Repeat the entire listing exactly.

━━━ Source data

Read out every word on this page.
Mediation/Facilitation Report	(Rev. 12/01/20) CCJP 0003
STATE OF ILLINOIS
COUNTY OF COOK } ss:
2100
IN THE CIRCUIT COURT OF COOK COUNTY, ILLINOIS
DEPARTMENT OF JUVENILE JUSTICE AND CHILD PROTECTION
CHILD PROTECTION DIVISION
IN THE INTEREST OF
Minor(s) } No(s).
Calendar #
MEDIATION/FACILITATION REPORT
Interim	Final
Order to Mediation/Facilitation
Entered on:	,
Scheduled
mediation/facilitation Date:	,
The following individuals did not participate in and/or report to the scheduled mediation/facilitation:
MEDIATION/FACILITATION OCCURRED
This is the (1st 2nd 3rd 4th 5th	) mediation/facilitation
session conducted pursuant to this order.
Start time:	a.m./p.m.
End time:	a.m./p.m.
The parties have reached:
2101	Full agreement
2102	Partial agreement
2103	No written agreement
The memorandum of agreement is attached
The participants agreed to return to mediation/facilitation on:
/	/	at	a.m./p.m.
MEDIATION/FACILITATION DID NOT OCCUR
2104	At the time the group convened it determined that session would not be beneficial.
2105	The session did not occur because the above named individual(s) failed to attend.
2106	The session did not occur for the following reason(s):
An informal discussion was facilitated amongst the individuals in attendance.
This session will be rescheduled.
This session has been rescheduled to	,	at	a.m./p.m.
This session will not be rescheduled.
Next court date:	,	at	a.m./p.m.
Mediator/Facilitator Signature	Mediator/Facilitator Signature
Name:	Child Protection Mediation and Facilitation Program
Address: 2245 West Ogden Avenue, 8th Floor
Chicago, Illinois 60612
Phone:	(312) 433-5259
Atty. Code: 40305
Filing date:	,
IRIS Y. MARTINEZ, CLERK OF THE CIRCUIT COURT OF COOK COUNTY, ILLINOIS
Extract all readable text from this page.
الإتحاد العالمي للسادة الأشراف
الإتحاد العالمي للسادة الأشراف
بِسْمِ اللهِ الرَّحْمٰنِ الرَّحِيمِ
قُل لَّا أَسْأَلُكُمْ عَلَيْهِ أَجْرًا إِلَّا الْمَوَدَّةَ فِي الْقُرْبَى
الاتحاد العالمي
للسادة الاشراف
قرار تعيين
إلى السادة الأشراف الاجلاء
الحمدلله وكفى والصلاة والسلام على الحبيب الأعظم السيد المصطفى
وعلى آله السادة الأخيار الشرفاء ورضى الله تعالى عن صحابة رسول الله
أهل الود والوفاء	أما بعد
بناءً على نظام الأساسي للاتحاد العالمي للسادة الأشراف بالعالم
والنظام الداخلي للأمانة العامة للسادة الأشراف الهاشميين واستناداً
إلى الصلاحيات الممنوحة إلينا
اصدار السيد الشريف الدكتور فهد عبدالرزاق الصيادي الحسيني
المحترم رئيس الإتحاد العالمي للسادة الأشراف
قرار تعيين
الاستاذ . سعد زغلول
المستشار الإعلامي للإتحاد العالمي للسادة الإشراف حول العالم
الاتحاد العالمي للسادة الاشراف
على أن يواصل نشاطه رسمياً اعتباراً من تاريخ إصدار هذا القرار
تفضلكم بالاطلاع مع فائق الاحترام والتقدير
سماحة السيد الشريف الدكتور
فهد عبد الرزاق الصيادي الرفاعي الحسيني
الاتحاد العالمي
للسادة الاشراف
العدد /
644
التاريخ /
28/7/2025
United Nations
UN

━━━━━━

_Exercise response:_
Read out every word on this page.
Mediation/Facilitation Report	(Rev. 12/01/20) CCJP 0003
STATE OF ILLINOIS
COUNTY OF COOK } ss:
2100
IN THE CIRCUIT COURT OF COOK COUNTY, ILLINOIS
DEPARTMENT OF JUVENILE JUSTICE AND CHILD PROTECTION
CHILD PROTECTION DIVISION
IN THE INTEREST OF
Minor(s) } No(s).
Calendar #
MEDIATION/FACILITATION REPORT
Interim	Final
Order to Mediation/Facilitation
Entered on:	,
Scheduled
mediation/facilitation Date:	,
The following individuals did not participate in and/or report to the scheduled mediation/facilitation:
MEDIATION/FACILITATION OCCURRED
This is the (1st 2nd 3rd 4th 5th	) mediation/facilitation
session conducted pursuant to this order.
Start time:	a.m./p.m.
End time:	a.m./p.m.
The parties have reached:
2101	Full agreement
2102	Partial agreement
2103	No written agreement
The memorandum of agreement is attached
The participants agreed to return to mediation/facilitation on:
/	/	at	a.m./p.m.
MEDIATION/FACILITATION DID NOT OCCUR
2104	At the time the group convened it determined that session would not be beneficial.
2105	The session did not occur because the above named individual(s) failed to attend.
2106	The session did not occur for the following reason(s):
An informal discussion was facilitated amongst the individuals in attendance.
This session will be rescheduled.
This session has been rescheduled to	,	at	a.m./p.m.
This session will not be rescheduled.
Next court date:	,	at	a.m./p.m.
Mediator/Facilitator Signature	Mediator/Facilitator Signature
Name:	Child Protection Mediation and Facilitation Program
Address: 2245 West Ogden Avenue, 8th Floor
Chicago, Illinois 60612
Phone:	(312) 433-5259
Atty. Code: 40305
Filing date:	,
IRIS Y. MARTINEZ, CLERK OF THE CIRCUIT COURT OF COOK COUNTY, ILLINOIS
Extract all readable text from this page.
الإتحاد العالمي للسادة الأشراف
الإتحاد العالمي للسادة الأشراف
بِسْمِ اللهِ الرَّحْمٰنِ الرَّحِيمِ
قُل لَّا أَسْأَلُكُمْ عَلَيْهِ أَجْرًا إِلَّا الْمَوَدَّةَ فِي الْقُرْبَى
الاتحاد العالمي
للسادة الاشراف
قرار تعيين
إلى السادة الأشراف الاجلاء
الحمدلله وكفى والصلاة والسلام على الحبيب الأعظم السيد المصطفى
وعلى آله السادة الأخيار الشرفاء ورضى الله تعالى عن صحابة رسول الله
أهل الود والوفاء	أما بعد
بناءً على نظام الأساسي للاتحاد العالمي للسادة الأشراف بالعالم
والنظام الداخلي للأمانة العامة للسادة الأشراف الهاشميين واستناداً
إلى الصلاحيات الممنوحة إلينا
اصدار السيد الشريف الدكتور فهد عبدالرزاق الصيادي الحسيني
المحترم رئيس الإتحاد العالمي للسادة الأشراف
قرار تعيين
الاستاذ . سعد زغلول
المستشار الإعلامي للإتحاد العالمي للسادة الإشراف حول العالم
الاتحاد العالمي للسادة الاشراف
على أن يواصل نشاطه رسمياً اعتباراً من تاريخ إصدار هذا القرار
تفضلكم بالاطلاع مع فائق الاحترام والتقدير
سماحة السيد الشريف الدكتور
فهد عبد الرزاق الصيادي الرفاعي الحسيني
الاتحاد العالمي
للسادة الاشراف
العدد /
644
التاريخ /
28/7/2025
United Nations
UN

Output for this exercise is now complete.